Which lines contain the string "name"? Please list every one of them.

**Listed entries**
* begin *

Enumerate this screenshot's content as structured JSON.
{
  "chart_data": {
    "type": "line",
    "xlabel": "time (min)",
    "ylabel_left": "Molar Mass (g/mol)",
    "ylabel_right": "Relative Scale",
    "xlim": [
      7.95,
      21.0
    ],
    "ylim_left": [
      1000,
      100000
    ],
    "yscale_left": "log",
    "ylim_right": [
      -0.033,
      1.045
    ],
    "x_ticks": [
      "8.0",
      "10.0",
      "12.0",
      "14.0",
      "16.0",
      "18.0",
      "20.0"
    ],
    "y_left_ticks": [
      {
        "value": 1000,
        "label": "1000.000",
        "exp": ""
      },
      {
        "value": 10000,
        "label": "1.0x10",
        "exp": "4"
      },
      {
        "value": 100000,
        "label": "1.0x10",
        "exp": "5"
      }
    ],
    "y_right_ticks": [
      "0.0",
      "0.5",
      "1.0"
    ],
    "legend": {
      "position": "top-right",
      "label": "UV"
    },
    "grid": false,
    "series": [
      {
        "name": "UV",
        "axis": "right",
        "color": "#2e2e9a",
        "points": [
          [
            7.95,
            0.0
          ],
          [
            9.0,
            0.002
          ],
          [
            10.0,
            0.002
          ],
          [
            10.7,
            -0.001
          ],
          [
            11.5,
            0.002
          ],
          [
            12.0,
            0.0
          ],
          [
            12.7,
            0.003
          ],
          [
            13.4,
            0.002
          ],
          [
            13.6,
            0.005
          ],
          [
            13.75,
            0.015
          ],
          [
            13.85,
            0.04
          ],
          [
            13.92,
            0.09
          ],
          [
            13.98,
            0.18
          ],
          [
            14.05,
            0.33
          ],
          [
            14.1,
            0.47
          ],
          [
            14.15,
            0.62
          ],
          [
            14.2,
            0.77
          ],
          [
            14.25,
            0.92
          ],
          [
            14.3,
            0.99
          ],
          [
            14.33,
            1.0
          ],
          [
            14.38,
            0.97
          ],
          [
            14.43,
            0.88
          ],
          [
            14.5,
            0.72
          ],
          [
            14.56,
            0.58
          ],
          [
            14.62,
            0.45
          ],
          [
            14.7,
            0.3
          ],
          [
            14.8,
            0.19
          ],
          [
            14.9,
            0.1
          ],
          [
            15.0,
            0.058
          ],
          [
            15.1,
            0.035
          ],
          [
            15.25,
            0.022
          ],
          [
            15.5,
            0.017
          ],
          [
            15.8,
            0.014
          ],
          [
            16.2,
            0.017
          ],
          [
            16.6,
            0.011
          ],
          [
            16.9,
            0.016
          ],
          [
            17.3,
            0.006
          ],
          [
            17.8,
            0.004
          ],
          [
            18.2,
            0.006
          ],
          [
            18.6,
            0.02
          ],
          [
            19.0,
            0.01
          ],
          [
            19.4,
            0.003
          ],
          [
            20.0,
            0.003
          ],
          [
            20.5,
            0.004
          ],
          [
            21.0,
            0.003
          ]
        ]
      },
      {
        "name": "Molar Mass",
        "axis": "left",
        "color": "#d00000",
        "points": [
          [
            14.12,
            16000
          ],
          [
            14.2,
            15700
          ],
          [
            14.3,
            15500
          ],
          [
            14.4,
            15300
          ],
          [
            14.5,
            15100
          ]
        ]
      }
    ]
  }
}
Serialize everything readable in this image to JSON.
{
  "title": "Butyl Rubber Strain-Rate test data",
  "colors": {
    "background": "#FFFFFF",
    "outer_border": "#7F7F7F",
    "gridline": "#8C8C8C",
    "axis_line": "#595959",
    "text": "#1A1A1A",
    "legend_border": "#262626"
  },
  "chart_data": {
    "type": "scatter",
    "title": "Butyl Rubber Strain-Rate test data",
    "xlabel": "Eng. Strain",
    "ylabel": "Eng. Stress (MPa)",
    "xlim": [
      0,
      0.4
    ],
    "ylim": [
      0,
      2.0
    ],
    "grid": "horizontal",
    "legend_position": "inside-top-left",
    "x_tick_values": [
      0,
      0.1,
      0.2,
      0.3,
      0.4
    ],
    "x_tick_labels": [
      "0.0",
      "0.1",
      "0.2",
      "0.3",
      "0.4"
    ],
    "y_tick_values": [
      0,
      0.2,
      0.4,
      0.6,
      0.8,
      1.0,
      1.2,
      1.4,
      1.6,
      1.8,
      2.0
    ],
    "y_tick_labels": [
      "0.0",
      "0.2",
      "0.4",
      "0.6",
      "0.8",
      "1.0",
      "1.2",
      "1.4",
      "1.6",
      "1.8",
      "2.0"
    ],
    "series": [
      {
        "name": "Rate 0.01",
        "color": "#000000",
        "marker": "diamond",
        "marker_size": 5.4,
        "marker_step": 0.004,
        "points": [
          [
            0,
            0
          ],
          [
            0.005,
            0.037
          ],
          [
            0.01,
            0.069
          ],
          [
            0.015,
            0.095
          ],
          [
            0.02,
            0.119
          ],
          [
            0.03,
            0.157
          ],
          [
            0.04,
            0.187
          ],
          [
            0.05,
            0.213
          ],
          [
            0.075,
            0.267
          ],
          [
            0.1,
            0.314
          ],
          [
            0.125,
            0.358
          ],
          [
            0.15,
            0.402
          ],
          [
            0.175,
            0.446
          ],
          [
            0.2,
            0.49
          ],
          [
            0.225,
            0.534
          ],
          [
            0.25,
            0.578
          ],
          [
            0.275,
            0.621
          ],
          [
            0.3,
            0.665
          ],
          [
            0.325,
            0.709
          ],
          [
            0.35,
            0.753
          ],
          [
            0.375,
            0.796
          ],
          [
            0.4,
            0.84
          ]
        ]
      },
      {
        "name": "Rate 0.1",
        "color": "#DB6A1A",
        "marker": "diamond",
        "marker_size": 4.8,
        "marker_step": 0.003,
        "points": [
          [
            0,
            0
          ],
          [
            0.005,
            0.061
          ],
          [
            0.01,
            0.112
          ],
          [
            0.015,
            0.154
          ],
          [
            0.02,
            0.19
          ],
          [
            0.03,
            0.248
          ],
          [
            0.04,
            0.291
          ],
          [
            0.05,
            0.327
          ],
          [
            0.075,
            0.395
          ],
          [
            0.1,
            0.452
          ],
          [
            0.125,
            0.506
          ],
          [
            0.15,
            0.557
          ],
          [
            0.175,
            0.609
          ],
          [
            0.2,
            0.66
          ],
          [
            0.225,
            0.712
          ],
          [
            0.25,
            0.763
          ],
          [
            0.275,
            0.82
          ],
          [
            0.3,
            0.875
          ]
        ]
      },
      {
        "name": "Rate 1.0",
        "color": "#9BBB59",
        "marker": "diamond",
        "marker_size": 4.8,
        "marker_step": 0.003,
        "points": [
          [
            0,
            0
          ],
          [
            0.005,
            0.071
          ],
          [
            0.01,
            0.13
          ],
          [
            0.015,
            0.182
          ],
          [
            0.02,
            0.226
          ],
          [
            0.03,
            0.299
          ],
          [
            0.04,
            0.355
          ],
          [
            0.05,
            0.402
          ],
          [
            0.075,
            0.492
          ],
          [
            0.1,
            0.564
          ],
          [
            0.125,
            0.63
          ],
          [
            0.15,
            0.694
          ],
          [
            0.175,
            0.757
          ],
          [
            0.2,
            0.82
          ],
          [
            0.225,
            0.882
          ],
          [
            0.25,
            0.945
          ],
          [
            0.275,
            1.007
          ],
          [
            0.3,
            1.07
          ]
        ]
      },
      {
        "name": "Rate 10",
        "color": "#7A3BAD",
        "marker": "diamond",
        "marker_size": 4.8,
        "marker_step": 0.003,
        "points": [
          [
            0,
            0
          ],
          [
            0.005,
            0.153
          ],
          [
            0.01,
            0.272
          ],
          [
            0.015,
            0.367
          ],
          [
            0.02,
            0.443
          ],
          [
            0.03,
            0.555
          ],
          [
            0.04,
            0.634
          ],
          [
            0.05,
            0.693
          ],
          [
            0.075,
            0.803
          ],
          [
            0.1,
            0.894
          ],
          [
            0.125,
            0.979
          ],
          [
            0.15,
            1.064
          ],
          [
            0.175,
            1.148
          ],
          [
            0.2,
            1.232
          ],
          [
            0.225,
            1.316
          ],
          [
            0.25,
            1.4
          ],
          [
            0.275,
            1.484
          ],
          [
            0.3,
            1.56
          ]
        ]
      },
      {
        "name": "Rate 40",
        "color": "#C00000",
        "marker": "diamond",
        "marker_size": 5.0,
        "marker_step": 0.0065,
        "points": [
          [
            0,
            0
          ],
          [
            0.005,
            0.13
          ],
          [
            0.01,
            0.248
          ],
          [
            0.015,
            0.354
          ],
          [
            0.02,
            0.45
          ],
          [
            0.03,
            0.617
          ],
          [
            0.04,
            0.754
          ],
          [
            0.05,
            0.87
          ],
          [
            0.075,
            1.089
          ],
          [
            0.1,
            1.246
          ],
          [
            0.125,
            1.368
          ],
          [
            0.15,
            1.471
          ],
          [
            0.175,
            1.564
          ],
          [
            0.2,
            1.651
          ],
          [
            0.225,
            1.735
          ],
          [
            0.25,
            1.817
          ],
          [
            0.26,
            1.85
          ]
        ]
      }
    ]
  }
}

* end *

**Output below**
        "name": "UV",
        "name": "Molar Mass",
        "name": "Rate 0.01",
        "name": "Rate 0.1",
        "name": "Rate 1.0",
        "name": "Rate 10",
        "name": "Rate 40",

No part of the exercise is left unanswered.